• **Document text**
POLITICS

Slight decline in ANC majority a warning against complacency - COSATU

Federation says big majority of working class and poor have remained loyal to their traditional party

COSATU congratulates ANC on its election victory

The Congress of South African Trade Unions congratulates its ally, the African National Congress, on its fifth election victory since our democratic breakthrough in 1994.

With 62.2 % of the votes nationally (after 98.5% of the results declared) and convincing victories in eight of the nine provinces, the ANC has proved again that it is still the party in which the majority of South Africans, especially the working class and the poor, put their trust.

The election has also confirmed the absence of any credible opposition party which offers an alternative which could appeal to workers. The Democratic Alliance in particular has once again revealed itself as the party of the rich and privileged, with policies solely designed to benefit big business and increase their profits.

The federation thanks all its members who helped to achieve his victory by their tireless campaigning work in the workplaces and communities. COSATU union members played a key role in achieving the high 77.3% turn-out and winning this victory for the ANC. We can repeat what we said after the 2009 ANC victory: "Our liberation movement and the National Democratic Revolution have been defended!"

We also congratulate all those union leaders who will now be taking their seats in parliament and provincial legislatures as ANC members. (The final list of MPs and MEPs is still awaited). We wish them every success in flying the workers' red flag in the chambers of power and defending and advancing workers' interests.

Challenges for new government

The new government now faces major challenges. The 2.7% drop in the ANC's percentage vote, down to 62.2% from 65.9% in 2009 is small, but significant - a warning against any complacency, and a caution that voters cannot be taken for granted.

• **Instruction a**
Answer these questions from the COSATU statement:
(i) What percentage of the national vote did the ANC win?
(ii) In how many of the nine provinces did the ANC win convincing victories?
(iii) What voter turnout does the federation report?
The statement and the listing that follows it are unrelated to each other.

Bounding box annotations
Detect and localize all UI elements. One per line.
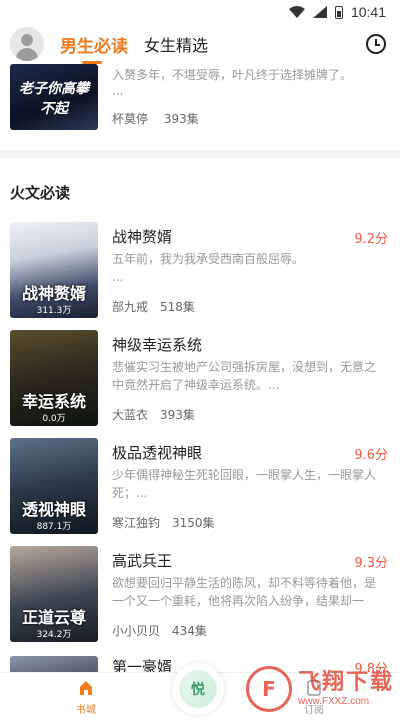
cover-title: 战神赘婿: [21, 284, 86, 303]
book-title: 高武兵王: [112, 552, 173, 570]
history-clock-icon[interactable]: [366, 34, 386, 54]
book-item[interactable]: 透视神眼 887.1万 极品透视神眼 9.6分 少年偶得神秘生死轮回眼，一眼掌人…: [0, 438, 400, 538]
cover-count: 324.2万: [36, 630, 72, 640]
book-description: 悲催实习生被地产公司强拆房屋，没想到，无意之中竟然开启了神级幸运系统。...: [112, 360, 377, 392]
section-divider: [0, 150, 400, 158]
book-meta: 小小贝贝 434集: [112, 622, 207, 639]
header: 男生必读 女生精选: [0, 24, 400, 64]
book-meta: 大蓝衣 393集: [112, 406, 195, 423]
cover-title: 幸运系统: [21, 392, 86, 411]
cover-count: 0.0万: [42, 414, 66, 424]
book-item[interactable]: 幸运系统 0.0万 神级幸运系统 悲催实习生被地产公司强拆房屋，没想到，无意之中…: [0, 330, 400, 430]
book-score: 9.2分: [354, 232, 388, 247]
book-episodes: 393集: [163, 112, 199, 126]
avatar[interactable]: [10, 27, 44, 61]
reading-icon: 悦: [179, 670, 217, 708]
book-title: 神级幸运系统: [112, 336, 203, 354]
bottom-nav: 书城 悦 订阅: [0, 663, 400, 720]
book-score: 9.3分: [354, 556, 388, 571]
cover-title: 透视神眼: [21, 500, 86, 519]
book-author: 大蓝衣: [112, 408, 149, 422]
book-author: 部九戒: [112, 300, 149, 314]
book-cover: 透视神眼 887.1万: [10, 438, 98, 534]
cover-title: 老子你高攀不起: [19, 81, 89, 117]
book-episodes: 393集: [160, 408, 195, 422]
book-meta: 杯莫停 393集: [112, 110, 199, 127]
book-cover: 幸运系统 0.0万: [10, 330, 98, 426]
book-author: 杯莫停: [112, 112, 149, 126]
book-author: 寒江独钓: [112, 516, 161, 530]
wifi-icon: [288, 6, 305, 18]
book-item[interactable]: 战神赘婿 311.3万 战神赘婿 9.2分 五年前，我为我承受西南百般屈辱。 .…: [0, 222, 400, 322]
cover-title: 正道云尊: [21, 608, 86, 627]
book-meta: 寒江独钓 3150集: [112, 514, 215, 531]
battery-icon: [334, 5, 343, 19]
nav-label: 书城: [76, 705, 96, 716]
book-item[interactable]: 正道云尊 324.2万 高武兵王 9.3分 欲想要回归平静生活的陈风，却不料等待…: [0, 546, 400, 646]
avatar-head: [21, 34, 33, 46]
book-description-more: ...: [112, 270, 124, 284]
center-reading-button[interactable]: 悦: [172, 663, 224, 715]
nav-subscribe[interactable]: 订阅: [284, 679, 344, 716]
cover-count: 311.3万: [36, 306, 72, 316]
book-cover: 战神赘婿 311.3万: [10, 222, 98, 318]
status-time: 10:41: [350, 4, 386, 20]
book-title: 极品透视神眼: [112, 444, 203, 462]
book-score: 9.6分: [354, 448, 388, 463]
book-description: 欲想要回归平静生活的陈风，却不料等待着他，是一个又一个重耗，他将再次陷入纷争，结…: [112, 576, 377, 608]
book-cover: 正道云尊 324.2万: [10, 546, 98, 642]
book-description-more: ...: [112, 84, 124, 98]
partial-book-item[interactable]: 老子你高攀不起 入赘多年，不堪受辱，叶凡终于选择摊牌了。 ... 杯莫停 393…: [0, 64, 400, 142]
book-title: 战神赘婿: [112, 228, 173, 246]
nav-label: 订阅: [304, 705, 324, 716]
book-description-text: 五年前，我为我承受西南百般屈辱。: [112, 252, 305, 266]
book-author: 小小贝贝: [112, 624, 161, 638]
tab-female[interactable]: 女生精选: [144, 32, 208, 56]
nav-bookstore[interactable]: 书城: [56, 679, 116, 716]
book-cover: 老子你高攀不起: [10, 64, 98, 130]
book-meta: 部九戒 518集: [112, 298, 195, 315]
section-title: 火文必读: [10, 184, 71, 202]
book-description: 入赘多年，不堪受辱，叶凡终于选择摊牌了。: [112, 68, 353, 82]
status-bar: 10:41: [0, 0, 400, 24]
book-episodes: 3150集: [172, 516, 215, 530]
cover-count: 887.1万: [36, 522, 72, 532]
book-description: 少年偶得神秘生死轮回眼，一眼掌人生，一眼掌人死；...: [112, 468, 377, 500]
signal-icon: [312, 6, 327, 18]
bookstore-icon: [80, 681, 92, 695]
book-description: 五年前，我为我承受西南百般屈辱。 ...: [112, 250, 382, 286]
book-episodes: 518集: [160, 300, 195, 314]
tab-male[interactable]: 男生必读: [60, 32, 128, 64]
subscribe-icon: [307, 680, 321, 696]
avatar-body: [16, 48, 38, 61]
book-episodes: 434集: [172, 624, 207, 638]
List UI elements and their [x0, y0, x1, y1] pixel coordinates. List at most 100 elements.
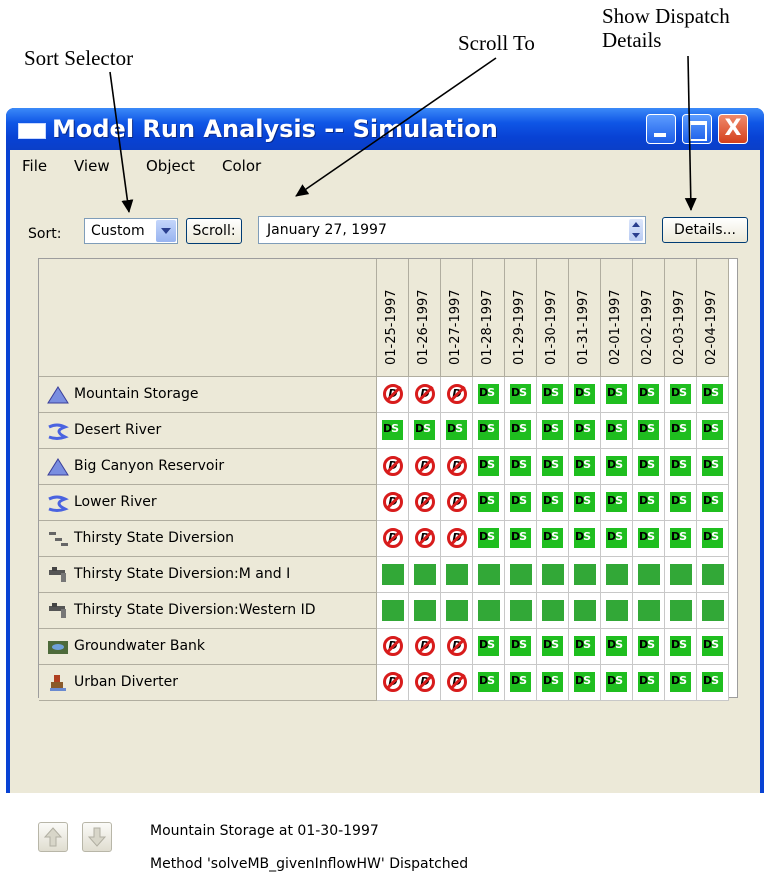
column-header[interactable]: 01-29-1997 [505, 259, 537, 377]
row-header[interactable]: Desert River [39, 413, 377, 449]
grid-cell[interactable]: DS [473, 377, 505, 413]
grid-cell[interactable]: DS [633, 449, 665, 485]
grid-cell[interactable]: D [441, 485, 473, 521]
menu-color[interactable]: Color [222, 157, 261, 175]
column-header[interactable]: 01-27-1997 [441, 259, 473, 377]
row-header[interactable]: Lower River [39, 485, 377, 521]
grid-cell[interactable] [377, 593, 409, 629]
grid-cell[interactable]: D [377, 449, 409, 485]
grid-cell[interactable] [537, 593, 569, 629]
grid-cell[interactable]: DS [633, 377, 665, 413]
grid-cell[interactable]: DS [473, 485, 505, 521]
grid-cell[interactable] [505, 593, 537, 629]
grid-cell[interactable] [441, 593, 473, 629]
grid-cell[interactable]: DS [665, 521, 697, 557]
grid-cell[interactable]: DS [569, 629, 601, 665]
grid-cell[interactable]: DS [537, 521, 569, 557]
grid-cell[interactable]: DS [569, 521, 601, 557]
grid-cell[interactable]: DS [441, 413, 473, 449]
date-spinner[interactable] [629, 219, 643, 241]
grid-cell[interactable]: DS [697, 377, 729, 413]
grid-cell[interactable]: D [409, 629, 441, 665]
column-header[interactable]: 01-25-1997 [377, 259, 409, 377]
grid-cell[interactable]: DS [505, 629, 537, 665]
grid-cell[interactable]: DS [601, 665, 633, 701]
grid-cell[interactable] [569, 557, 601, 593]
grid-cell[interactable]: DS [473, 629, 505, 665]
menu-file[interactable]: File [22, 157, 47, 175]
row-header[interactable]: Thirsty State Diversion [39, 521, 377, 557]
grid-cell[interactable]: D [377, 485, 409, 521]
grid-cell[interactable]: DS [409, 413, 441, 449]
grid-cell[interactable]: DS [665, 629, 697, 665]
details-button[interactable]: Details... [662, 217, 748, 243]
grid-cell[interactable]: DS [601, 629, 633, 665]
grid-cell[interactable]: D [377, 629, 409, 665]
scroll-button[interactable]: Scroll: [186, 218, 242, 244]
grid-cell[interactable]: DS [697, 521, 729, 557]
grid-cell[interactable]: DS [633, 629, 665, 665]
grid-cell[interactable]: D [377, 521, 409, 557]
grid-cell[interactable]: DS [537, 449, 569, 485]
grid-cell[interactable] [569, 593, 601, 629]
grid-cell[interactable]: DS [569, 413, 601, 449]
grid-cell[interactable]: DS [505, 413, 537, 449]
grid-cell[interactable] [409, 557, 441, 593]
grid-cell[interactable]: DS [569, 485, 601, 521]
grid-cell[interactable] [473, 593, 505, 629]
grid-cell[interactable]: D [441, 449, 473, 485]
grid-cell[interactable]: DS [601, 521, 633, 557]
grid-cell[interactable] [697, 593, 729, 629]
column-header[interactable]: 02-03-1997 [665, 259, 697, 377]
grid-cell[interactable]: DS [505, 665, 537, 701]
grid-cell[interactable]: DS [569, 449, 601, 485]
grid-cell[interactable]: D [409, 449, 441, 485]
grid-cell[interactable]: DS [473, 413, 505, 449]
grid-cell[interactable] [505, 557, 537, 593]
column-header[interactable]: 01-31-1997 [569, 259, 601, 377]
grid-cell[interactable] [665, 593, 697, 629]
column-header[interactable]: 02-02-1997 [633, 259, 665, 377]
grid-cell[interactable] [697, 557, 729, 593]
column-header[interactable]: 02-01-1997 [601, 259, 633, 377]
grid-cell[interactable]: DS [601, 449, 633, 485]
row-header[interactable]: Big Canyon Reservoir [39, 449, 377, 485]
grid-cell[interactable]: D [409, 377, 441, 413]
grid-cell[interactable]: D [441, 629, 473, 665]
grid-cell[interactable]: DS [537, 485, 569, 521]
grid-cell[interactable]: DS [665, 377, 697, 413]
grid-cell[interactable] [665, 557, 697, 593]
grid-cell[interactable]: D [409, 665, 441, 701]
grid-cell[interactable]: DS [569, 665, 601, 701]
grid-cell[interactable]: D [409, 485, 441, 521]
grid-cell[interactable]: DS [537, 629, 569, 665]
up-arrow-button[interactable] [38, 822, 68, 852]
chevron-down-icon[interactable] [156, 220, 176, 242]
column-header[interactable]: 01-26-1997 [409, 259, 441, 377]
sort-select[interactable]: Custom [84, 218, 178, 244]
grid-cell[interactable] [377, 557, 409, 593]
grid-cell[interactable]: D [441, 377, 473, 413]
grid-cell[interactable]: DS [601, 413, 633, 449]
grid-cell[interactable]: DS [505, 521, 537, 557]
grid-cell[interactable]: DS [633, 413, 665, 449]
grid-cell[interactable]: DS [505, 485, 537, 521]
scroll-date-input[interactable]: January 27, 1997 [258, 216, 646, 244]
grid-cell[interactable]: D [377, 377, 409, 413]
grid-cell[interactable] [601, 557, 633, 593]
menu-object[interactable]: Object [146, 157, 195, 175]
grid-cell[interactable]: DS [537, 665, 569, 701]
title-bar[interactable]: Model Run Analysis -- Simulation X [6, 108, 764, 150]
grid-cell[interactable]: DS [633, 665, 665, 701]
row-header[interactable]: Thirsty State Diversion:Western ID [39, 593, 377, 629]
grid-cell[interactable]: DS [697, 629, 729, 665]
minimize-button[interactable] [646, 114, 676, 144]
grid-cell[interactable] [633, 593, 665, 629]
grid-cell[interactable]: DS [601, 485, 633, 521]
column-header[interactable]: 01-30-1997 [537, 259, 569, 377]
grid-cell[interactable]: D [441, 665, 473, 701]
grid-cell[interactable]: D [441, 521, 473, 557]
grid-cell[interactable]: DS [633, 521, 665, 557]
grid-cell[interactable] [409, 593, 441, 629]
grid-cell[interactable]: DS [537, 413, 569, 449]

• **Instruction b**
In the listing, retype the lines from the line with "cover-title: 战神赘婿: [21, 284, 86, 303]" to the line with "cover-count: 324.2万: [36, 630, 72, 640]", including both of those lines.

• **Task solution a**
(i) 62.2%
(ii) Eight
(iii) 77.3%

• **Task solution b**
cover-title: 战神赘婿: [21, 284, 86, 303]
book-title: 高武兵王: [112, 552, 173, 570]
history-clock-icon[interactable]: [366, 34, 386, 54]
book-item[interactable]: 透视神眼 887.1万 极品透视神眼 9.6分 少年偶得神秘生死轮回眼，一眼掌人…: [0, 438, 400, 538]
cover-count: 324.2万: [36, 630, 72, 640]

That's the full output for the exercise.